**WHAT IS REQUIRED**
Find the lines with the string "blasons" and return them.

======== DATA SHOWN ========

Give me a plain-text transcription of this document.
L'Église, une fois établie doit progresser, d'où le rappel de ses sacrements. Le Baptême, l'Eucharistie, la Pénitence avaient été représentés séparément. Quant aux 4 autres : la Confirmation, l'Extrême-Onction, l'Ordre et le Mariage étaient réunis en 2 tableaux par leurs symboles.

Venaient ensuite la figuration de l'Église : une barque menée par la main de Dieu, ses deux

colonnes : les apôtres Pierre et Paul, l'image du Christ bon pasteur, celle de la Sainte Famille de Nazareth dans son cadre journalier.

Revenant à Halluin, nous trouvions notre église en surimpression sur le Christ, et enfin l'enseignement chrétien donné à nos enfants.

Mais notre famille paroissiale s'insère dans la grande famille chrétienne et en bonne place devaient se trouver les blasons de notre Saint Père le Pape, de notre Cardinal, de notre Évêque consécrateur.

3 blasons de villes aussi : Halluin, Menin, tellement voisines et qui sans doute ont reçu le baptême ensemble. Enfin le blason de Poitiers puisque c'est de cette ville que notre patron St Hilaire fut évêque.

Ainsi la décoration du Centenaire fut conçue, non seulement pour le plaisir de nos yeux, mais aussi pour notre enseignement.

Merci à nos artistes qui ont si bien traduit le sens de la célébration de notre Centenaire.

========

**TASK OUTPUT**
Mais notre famille paroissiale s'insère dans la grande famille chrétienne et en bonne place devaient se trouver les blasons de notre Saint Père le Pape, de notre Cardinal, de notre Évêque consécrateur.
3 blasons de villes aussi : Halluin, Menin, tellement voisines et qui sans doute ont reçu le baptême ensemble. Enfin le blason de Poitiers puisque c'est de cette ville que notre patron St Hilaire fut évêque.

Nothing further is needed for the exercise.